Data entries
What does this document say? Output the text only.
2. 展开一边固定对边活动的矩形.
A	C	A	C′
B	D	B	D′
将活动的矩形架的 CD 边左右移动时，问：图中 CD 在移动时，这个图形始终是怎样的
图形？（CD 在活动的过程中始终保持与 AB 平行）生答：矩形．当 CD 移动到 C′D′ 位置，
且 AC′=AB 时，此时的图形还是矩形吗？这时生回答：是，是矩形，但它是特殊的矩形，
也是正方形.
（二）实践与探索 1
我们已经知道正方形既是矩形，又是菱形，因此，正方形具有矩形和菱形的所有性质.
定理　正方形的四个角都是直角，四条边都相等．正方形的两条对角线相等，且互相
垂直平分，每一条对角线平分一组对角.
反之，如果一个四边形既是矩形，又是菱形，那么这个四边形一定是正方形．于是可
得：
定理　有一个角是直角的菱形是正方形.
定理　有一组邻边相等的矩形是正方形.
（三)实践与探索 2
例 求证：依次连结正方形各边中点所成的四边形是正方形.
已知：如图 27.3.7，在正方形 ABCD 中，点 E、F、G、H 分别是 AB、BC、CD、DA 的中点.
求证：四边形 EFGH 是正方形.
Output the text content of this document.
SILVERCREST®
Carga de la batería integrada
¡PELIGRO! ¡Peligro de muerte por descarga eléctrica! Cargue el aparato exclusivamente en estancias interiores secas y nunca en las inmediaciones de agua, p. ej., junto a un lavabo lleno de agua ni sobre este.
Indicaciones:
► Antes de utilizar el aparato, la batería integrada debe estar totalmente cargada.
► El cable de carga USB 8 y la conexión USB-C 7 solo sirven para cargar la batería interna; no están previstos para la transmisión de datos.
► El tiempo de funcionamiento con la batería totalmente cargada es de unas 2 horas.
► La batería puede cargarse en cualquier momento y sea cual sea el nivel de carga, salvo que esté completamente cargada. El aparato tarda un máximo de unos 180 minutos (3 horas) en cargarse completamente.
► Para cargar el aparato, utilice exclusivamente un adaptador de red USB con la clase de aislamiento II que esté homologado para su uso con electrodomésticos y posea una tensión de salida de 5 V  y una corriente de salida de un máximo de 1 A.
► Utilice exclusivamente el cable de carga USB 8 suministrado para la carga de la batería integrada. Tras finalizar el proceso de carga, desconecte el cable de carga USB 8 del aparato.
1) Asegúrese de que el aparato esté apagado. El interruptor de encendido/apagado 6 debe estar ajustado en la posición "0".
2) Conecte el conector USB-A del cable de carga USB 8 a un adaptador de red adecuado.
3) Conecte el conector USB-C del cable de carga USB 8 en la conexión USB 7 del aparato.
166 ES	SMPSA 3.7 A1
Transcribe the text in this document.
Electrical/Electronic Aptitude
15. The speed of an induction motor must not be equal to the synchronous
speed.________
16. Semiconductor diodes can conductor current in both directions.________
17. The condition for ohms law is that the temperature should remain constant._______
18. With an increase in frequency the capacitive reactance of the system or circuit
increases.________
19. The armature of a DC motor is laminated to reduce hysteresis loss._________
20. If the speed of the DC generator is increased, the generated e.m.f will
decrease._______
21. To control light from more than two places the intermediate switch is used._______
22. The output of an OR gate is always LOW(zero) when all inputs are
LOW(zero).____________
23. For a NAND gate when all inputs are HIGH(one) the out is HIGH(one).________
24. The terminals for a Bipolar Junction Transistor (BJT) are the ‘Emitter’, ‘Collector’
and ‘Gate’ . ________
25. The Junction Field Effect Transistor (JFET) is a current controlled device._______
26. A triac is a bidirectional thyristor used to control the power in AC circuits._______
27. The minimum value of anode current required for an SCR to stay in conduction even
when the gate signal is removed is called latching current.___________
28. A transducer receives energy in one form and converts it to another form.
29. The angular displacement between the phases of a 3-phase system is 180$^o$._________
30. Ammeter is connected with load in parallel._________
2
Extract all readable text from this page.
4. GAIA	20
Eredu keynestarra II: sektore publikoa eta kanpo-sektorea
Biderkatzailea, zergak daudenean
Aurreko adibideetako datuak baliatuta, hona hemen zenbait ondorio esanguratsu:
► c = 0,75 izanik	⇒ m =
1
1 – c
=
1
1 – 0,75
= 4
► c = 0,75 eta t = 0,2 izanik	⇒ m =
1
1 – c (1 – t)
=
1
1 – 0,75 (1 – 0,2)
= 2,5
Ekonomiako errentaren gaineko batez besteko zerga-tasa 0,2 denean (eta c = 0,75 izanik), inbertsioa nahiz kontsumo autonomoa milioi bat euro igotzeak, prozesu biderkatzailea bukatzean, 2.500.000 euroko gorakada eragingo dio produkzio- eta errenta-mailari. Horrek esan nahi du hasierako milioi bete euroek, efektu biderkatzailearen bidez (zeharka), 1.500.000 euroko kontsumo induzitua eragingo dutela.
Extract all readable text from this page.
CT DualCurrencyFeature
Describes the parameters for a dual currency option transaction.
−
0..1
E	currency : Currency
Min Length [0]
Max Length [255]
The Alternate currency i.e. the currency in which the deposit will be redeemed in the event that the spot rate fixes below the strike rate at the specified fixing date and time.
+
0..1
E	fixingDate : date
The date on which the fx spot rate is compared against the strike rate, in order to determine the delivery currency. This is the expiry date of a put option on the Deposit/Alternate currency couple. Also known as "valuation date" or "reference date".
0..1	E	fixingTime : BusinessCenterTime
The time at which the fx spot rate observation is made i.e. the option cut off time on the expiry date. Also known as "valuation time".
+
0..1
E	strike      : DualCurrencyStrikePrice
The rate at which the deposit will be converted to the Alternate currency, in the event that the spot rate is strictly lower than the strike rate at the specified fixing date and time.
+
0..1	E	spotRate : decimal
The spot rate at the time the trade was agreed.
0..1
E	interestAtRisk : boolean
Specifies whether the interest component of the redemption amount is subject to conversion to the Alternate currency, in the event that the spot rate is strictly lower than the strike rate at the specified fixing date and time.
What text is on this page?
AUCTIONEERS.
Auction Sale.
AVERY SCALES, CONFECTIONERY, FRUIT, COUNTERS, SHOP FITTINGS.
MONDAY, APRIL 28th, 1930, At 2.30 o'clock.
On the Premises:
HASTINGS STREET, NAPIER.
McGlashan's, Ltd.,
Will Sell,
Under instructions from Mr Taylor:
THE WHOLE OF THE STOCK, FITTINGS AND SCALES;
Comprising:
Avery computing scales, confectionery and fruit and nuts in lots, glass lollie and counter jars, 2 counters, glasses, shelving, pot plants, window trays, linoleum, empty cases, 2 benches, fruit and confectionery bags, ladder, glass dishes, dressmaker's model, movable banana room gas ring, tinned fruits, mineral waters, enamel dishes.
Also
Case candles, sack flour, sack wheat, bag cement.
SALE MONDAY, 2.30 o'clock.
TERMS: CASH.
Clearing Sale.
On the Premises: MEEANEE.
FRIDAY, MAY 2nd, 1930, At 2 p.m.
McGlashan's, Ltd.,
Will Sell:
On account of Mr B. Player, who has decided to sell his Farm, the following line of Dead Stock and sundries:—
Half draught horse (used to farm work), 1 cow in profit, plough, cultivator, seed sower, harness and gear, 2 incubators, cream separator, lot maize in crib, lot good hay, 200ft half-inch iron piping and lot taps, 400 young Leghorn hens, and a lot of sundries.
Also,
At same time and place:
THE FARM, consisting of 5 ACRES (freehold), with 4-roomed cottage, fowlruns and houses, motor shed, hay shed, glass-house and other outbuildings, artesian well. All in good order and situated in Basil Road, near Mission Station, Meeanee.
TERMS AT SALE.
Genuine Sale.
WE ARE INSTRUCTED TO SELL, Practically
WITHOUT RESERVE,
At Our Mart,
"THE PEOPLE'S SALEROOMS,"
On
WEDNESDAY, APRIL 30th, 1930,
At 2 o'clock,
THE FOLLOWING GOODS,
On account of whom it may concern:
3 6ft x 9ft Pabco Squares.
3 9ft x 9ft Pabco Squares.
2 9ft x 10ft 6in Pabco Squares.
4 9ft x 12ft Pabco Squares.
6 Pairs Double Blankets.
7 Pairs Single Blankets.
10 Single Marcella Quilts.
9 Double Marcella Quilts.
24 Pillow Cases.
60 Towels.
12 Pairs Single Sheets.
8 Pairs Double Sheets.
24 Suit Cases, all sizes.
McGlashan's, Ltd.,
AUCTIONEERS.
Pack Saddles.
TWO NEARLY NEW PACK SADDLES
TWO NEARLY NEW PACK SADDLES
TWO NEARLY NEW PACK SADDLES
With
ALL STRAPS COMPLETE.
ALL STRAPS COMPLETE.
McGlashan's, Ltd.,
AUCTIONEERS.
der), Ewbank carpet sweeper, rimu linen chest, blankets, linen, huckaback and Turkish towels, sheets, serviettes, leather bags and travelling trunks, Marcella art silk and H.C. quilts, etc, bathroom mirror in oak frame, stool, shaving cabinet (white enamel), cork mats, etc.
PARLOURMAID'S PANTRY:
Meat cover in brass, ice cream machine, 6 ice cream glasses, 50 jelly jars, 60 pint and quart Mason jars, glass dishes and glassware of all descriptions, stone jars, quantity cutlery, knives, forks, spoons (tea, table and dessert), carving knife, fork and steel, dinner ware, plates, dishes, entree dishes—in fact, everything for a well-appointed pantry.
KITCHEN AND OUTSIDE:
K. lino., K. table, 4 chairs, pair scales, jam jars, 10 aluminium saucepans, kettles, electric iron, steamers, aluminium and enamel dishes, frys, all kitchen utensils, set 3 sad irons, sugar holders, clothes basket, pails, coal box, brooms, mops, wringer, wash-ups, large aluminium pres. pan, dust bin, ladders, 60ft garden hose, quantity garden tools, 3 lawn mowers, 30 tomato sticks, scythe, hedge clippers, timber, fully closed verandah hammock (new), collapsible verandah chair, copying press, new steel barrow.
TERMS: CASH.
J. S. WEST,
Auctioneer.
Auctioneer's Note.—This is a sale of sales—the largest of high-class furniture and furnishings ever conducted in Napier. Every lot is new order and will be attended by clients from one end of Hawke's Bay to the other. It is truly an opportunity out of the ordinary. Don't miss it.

Task brief: Within the material above, find the lines that contain the word "speed"; copy them.

Answer to this exercise:
15. The speed of an induction motor must not be equal to the synchronous
speed.________
20. If the speed of the DC generator is increased, the generated e.m.f will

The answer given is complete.